(Records provided)
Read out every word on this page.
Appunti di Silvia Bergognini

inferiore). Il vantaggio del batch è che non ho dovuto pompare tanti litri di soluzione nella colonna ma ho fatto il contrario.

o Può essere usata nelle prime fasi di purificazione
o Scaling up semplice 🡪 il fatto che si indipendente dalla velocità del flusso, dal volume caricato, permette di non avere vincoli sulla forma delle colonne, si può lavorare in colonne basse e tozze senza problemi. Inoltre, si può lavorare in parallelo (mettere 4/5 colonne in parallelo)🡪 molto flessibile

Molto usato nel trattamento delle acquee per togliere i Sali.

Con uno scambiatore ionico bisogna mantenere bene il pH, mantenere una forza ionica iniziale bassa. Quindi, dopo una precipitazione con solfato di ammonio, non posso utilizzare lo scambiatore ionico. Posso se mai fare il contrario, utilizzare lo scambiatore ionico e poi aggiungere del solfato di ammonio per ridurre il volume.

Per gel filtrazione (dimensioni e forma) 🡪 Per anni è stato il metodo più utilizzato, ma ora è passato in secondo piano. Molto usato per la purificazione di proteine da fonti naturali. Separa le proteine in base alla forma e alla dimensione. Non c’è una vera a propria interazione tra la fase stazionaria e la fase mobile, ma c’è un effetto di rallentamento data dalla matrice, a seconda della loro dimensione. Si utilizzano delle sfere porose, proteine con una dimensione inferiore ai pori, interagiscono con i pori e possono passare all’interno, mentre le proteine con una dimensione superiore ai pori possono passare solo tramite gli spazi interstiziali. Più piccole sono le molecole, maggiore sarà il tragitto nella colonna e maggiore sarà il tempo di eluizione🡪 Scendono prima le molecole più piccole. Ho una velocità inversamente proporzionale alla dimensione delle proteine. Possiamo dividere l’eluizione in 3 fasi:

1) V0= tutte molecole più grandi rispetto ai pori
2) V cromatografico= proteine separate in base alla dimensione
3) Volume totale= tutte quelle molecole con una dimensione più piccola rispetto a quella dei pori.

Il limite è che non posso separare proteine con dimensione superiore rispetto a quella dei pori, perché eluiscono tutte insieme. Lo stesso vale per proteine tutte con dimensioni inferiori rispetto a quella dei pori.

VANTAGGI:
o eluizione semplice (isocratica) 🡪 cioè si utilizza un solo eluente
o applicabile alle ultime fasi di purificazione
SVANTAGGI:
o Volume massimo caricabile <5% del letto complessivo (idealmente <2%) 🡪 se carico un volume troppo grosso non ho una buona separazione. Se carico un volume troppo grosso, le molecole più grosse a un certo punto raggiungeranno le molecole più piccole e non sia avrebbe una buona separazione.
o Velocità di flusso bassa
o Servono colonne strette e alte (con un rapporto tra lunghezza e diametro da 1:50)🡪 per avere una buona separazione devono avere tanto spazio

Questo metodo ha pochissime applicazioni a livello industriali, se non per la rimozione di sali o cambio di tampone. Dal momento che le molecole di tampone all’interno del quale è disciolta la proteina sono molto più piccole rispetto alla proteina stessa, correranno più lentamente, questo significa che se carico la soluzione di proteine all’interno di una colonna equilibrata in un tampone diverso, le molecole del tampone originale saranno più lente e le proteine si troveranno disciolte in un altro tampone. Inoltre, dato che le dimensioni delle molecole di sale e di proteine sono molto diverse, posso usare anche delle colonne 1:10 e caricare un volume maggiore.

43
(End Records provided)
Nothing but a number is expected here: the number of lines above that hold the word "soluzione".

Result for this task: 2